**Problem statement**
Reproduce word for word everything from the line containing "accept-button[interactable]: Accept —" down to the line containing "check-icon — [672, 95, 680, 101]", including both of those lines.

--- START OF Source records ---

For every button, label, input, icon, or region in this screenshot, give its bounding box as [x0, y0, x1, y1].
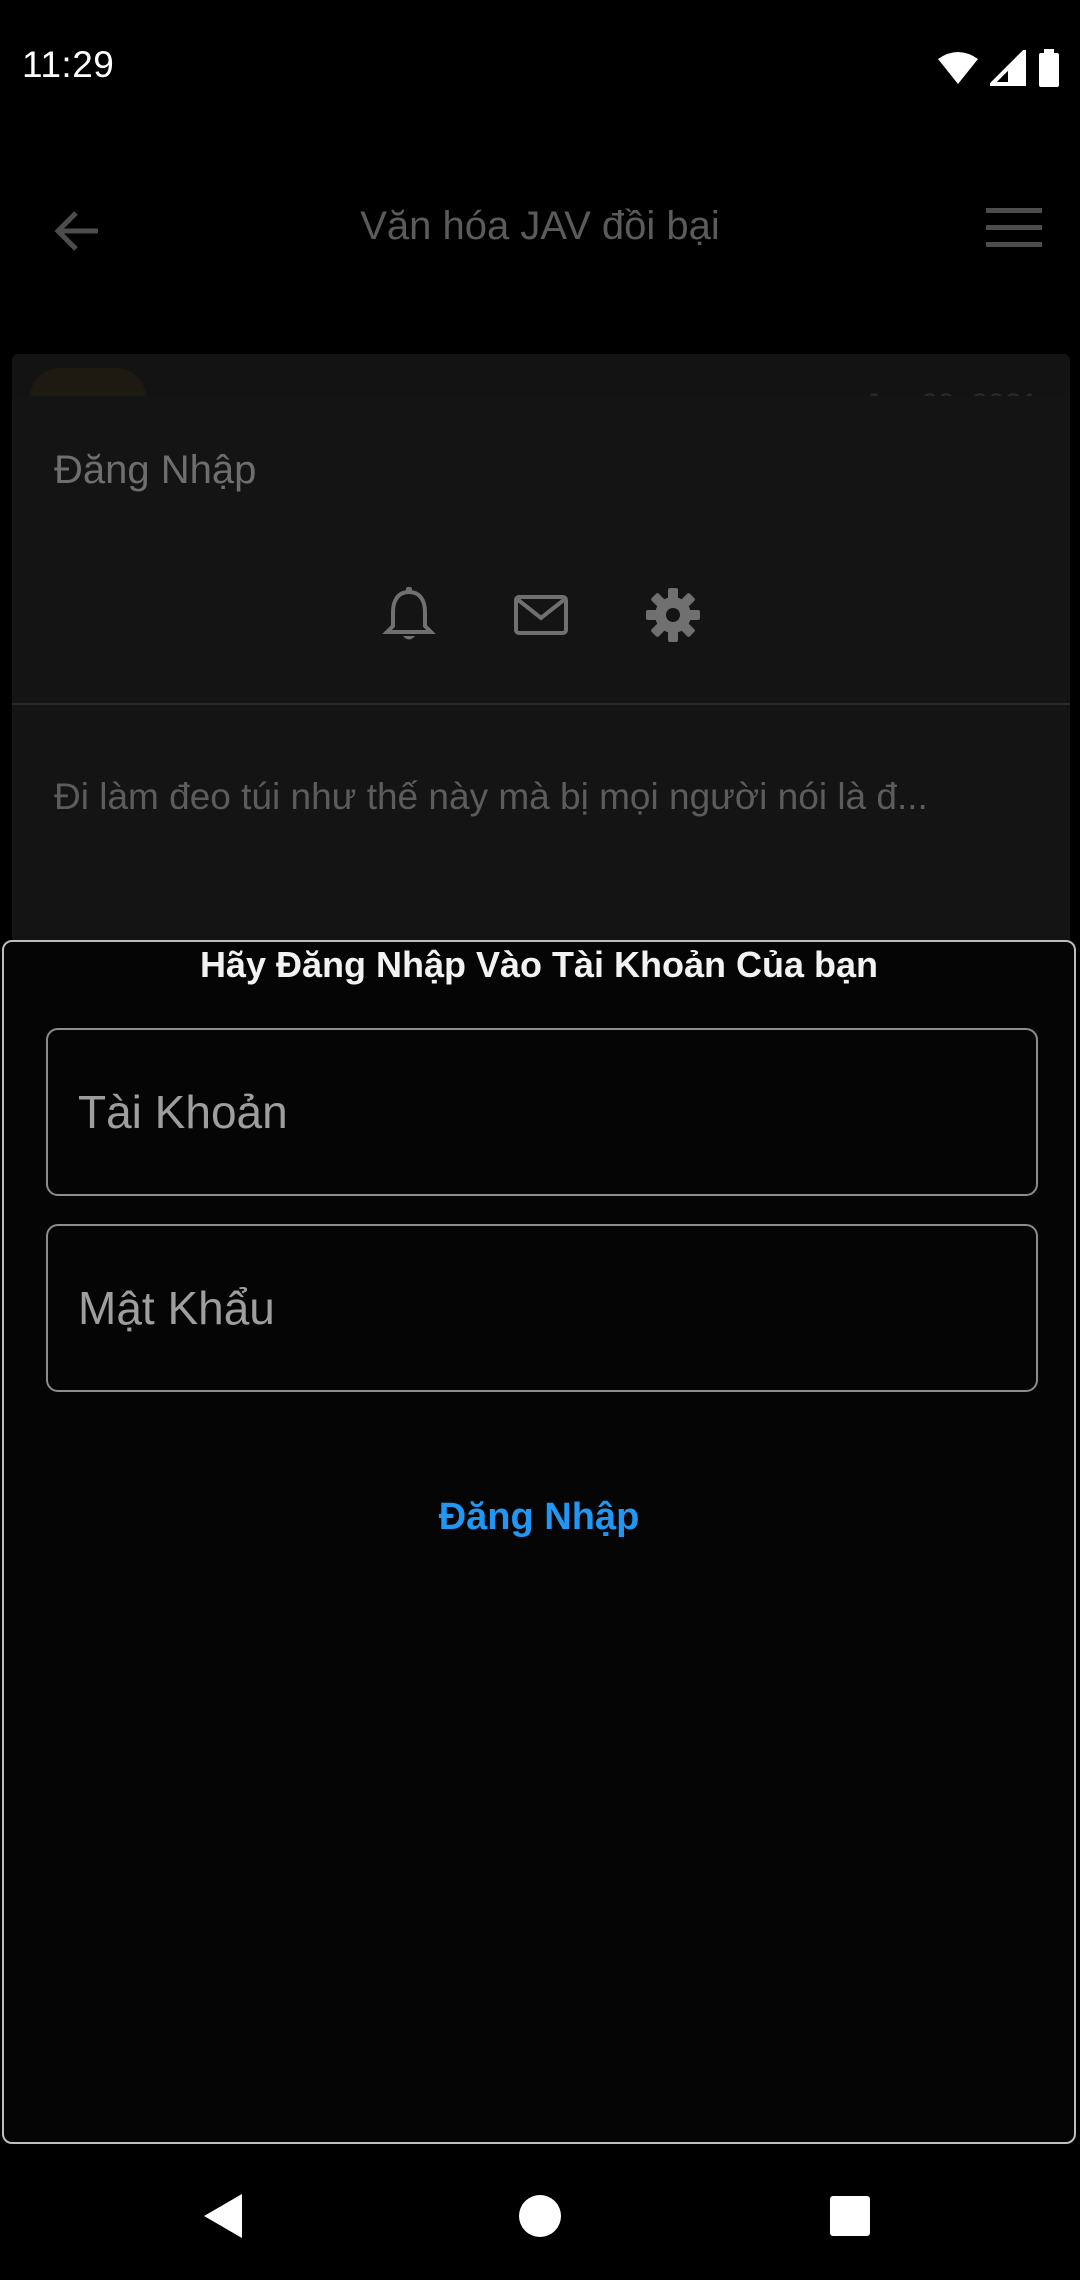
status-icons [938, 48, 1060, 88]
mail-icon[interactable] [512, 586, 570, 644]
login-button[interactable]: Đăng Nhập [379, 1482, 699, 1552]
post-avatar [30, 368, 146, 398]
status-time: 11:29 [22, 44, 115, 85]
signal-icon [990, 50, 1026, 86]
post-preview-text[interactable]: Đi làm đeo túi như thế này mà bị mọi ngư… [54, 776, 1028, 818]
status-bar: 11:29 [0, 0, 1080, 136]
nav-recents-icon[interactable] [822, 2188, 878, 2244]
account-panel: Đăng Nhập Đi làm đeo túi như thế này mà … [12, 396, 1070, 956]
nav-home-icon[interactable] [512, 2188, 568, 2244]
login-heading: Hãy Đăng Nhập Vào Tài Khoản Của bạn [199, 944, 879, 985]
divider [12, 703, 1070, 705]
username-field[interactable] [46, 1028, 1038, 1196]
account-panel-title: Đăng Nhập [54, 448, 257, 492]
login-dialog: Hãy Đăng Nhập Vào Tài Khoản Của bạn Đăng… [2, 940, 1076, 2144]
gear-icon[interactable] [644, 586, 702, 644]
password-field[interactable] [46, 1224, 1038, 1392]
app-bar: Văn hóa JAV đồi bại [0, 136, 1080, 318]
bell-icon[interactable] [380, 586, 438, 644]
battery-icon [1039, 49, 1059, 87]
wifi-icon [938, 52, 978, 84]
account-panel-icons [12, 586, 1070, 644]
screen: 11:29 Văn hóa JAV đồi bại Đăng Nhập Đi l… [0, 0, 1080, 2280]
app-title: Văn hóa JAV đồi bại [360, 204, 720, 248]
navigation-bar [0, 2148, 1080, 2280]
nav-back-icon[interactable] [196, 2188, 252, 2244]
menu-icon[interactable] [986, 204, 1042, 252]
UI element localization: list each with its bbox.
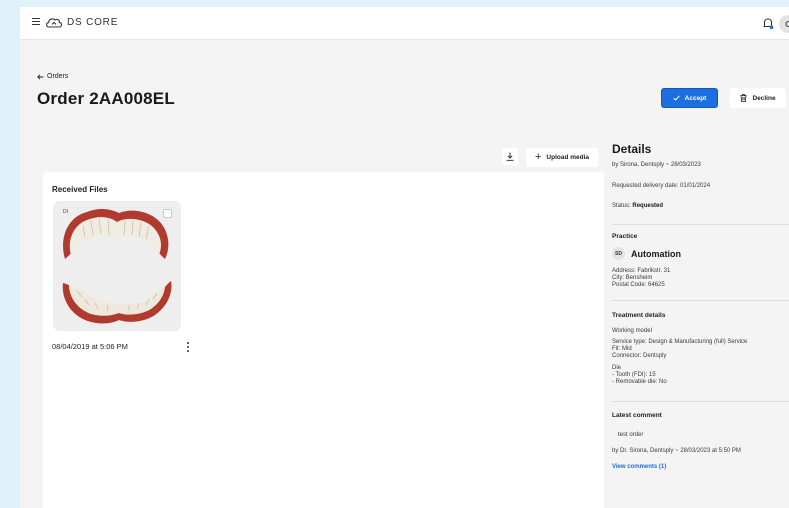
accept-button[interactable]: Accept — [661, 88, 718, 108]
connector: Connector: Dentsply — [612, 353, 667, 359]
details-title: Details — [612, 142, 652, 156]
status-label: Status: — [612, 203, 631, 209]
bell-icon[interactable] — [762, 17, 774, 30]
divider — [612, 300, 789, 301]
menu-icon[interactable] — [32, 18, 40, 26]
page-title: Order 2AA008EL — [37, 89, 175, 108]
received-files-panel: Received Files DI 08/04/2019 at 5:06 PM — [43, 172, 604, 508]
check-icon — [672, 95, 680, 101]
back-to-orders-link[interactable]: Orders — [37, 73, 68, 80]
received-files-heading: Received Files — [52, 185, 108, 194]
ds-core-logo-icon — [46, 18, 63, 28]
arrow-left-icon — [37, 73, 44, 80]
comment-text: test order — [618, 432, 644, 438]
file-select-checkbox[interactable] — [163, 209, 172, 218]
trash-icon — [740, 94, 748, 102]
working-model: Working model — [612, 328, 652, 334]
removable-die: - Removable die: No — [612, 379, 667, 385]
practice-avatar: SD — [612, 247, 625, 260]
treatment-details-heading: Treatment details — [612, 312, 666, 319]
brand-name: DS CORE — [67, 17, 119, 28]
file-date: 08/04/2019 at 5:06 PM — [52, 342, 128, 351]
divider — [612, 224, 789, 225]
requested-delivery-date: Requested delivery date: 01/01/2024 — [612, 183, 711, 189]
practice-postal-code: Postal Code: 64625 — [612, 282, 665, 288]
practice-name: Automation — [631, 248, 681, 259]
latest-comment-heading: Latest comment — [612, 412, 662, 419]
accept-button-label: Accept — [684, 94, 707, 102]
upload-media-label: Upload media — [546, 154, 590, 161]
plus-icon: + — [534, 151, 542, 163]
kebab-icon[interactable] — [183, 341, 193, 353]
back-link-label: Orders — [47, 73, 69, 80]
file-card[interactable]: DI — [53, 201, 181, 331]
ds-core-logo[interactable]: DS CORE — [45, 16, 118, 29]
practice-row: SD Automation — [612, 247, 681, 260]
view-comments-link[interactable]: View comments (1) — [612, 464, 666, 470]
download-icon — [506, 152, 514, 161]
details-panel: Details by Sirona, Dentsply ~ 28/03/2023… — [612, 142, 789, 470]
top-bar: DS CORE C — [20, 7, 789, 40]
status-line: Status: Requested — [612, 203, 663, 210]
comment-byline: by Dr. Sirona, Dentsply ~ 28/03/2023 at … — [612, 448, 741, 454]
practice-heading: Practice — [612, 233, 638, 240]
upload-media-button[interactable]: + Upload media — [526, 148, 598, 167]
service-type: Service type: Design & Manufacturing (fu… — [612, 339, 748, 345]
details-byline: by Sirona, Dentsply ~ 28/03/2023 — [612, 162, 701, 168]
decline-button-label: Decline — [752, 94, 776, 102]
app-window: DS CORE C Orders Order 2AA008EL Accept D… — [20, 7, 789, 508]
download-button[interactable] — [502, 148, 518, 165]
dental-scan-thumbnail — [62, 209, 172, 324]
file-type-tag: DI — [63, 209, 68, 215]
avatar[interactable]: C — [779, 15, 789, 33]
divider — [612, 401, 789, 402]
decline-button[interactable]: Decline — [730, 88, 786, 108]
status-badge: Requested — [632, 203, 664, 209]
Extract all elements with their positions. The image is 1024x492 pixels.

--- END OF Source records ---

**Reply to the exercise**
accept-button[interactable]: Accept — [661, 88, 718, 108]
connector: Connector: Dentsply — [612, 353, 667, 359]
details-title: Details — [612, 142, 652, 156]
status-label: Status: — [612, 203, 631, 209]
bell-icon[interactable] — [762, 17, 774, 30]
divider — [612, 300, 789, 301]
menu-icon[interactable] — [32, 18, 40, 26]
page-title: Order 2AA008EL — [37, 89, 175, 108]
received-files-panel: Received Files DI 08/04/2019 at 5:06 PM — [43, 172, 604, 508]
check-icon — [672, 95, 680, 101]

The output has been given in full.